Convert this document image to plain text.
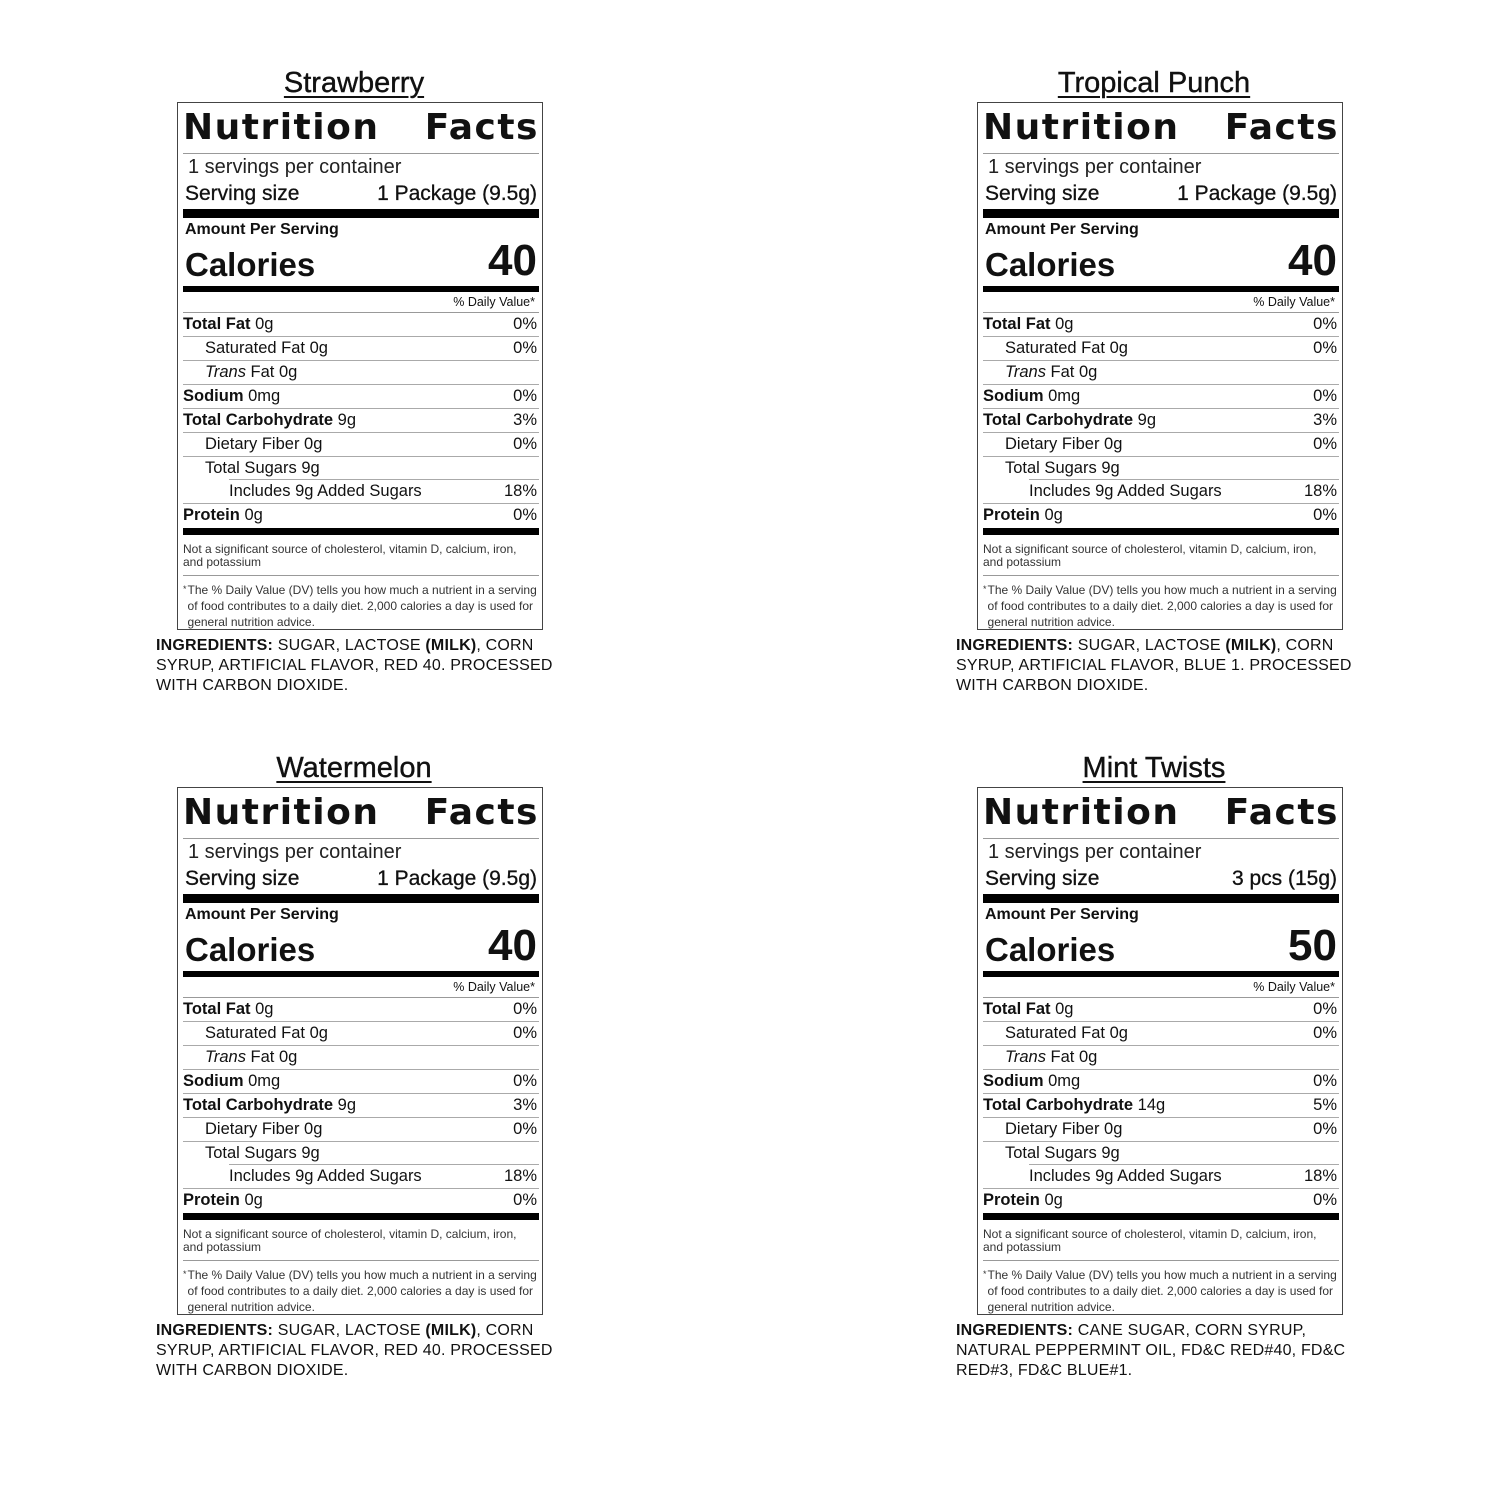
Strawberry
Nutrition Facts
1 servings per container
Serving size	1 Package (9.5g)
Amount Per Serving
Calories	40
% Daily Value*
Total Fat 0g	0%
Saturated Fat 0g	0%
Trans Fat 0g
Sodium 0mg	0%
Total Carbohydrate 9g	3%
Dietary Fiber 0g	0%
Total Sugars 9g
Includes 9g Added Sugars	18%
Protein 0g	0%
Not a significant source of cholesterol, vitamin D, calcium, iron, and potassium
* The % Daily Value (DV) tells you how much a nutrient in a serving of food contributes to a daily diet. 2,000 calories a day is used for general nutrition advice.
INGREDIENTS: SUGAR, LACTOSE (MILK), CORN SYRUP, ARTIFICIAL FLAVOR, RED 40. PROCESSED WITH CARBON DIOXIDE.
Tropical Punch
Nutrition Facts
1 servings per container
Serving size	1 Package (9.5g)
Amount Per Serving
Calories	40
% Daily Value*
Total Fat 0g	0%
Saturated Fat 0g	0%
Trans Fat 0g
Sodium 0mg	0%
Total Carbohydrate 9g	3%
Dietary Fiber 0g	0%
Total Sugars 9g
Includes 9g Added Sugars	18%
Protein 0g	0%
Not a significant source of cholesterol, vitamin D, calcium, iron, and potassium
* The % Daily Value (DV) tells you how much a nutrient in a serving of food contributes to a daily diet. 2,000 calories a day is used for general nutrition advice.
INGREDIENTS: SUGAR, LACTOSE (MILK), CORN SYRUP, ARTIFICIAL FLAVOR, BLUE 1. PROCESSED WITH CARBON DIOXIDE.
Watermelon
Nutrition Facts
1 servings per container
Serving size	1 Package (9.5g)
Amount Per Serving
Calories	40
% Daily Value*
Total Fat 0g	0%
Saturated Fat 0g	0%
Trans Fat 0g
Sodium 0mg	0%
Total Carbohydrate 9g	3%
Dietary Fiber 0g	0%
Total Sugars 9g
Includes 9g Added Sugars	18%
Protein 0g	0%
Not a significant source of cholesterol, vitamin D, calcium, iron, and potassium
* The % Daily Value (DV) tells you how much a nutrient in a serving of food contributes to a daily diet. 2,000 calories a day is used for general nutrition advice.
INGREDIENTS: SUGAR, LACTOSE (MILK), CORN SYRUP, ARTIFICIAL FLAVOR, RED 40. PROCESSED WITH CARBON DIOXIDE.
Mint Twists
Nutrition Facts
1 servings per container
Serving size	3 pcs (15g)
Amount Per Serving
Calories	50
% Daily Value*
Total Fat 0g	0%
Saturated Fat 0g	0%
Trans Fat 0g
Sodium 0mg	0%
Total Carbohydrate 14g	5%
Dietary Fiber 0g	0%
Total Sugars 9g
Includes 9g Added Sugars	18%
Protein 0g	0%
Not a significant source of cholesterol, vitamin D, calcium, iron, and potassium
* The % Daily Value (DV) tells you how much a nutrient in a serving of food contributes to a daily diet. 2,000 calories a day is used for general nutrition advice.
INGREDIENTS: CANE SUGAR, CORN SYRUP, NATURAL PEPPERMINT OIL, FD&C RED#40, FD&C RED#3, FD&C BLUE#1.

────────────────────────────────────────

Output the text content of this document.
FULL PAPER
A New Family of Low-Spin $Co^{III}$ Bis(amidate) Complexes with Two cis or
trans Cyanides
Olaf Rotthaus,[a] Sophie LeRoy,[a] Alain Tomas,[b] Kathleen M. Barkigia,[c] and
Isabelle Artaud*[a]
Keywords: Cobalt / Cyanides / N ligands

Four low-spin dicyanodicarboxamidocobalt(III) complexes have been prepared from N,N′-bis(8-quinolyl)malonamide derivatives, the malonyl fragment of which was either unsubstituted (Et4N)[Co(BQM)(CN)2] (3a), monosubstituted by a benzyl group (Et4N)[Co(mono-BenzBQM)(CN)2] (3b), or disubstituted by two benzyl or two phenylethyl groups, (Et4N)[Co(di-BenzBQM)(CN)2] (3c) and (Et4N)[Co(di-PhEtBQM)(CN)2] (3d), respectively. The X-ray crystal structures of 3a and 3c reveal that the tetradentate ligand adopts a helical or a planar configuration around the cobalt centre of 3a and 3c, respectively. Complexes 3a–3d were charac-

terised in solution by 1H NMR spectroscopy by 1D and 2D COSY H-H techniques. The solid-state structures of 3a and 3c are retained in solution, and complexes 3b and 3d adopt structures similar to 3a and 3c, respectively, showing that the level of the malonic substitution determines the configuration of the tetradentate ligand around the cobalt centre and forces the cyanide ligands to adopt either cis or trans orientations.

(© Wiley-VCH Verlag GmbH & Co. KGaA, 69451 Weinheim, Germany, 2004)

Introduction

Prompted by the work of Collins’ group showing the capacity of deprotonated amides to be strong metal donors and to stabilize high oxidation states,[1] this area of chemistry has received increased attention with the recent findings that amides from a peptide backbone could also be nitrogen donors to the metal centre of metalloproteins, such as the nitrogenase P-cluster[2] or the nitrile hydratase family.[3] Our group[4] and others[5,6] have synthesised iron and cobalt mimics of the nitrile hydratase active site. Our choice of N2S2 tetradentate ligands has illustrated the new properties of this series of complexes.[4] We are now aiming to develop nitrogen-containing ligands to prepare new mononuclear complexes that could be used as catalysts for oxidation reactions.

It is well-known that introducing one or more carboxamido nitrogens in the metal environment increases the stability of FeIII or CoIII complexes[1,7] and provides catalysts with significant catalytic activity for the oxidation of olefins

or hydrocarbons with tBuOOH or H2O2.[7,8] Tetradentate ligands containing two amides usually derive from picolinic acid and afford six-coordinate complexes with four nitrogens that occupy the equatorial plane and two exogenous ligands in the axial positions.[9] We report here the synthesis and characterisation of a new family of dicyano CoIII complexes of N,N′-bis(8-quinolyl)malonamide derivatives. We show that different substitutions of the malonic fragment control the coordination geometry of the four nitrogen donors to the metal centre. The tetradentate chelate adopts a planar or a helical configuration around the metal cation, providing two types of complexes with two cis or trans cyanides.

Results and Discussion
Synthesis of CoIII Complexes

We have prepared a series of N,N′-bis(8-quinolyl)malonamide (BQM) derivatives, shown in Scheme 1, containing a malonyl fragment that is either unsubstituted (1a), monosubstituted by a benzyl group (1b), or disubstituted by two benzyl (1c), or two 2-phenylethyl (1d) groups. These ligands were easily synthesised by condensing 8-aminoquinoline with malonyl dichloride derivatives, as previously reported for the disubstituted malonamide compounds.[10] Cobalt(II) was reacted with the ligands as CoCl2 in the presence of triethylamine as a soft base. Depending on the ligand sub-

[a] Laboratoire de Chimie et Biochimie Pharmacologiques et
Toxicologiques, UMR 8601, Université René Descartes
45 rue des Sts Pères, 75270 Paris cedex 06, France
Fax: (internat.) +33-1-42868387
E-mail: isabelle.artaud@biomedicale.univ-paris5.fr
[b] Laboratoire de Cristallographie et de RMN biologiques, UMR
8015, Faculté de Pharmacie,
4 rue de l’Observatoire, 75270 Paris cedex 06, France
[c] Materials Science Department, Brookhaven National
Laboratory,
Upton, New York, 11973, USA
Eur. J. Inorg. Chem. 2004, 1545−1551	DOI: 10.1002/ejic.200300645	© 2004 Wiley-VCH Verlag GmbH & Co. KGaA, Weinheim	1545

────────────────────────────────────────

## [Task instructions]
From the entries, copy every line in which the string "monosubstituted" can be found.

## [Written solution]
Four low-spin dicyanodicarboxamidocobalt(III) complexes have been prepared from N,N′-bis(8-quinolyl)malonamide derivatives, the malonyl fragment of which was either unsubstituted (Et4N)[Co(BQM)(CN)2] (3a), monosubstituted by a benzyl group (Et4N)[Co(mono-BenzBQM)(CN)2] (3b), or disubstituted by two benzyl or two phenylethyl groups, (Et4N)[Co(di-BenzBQM)(CN)2] (3c) and (Et4N)[Co(di-PhEtBQM)(CN)2] (3d), respectively. The X-ray crystal structures of 3a and 3c reveal that the tetradentate ligand adopts a helical or a planar configuration around the cobalt centre of 3a and 3c, respectively. Complexes 3a–3d were charac-
We have prepared a series of N,N′-bis(8-quinolyl)malonamide (BQM) derivatives, shown in Scheme 1, containing a malonyl fragment that is either unsubstituted (1a), monosubstituted by a benzyl group (1b), or disubstituted by two benzyl (1c), or two 2-phenylethyl (1d) groups. These ligands were easily synthesised by condensing 8-aminoquinoline with malonyl dichloride derivatives, as previously reported for the disubstituted malonamide compounds.[10] Cobalt(II) was reacted with the ligands as CoCl2 in the presence of triethylamine as a soft base. Depending on the ligand sub-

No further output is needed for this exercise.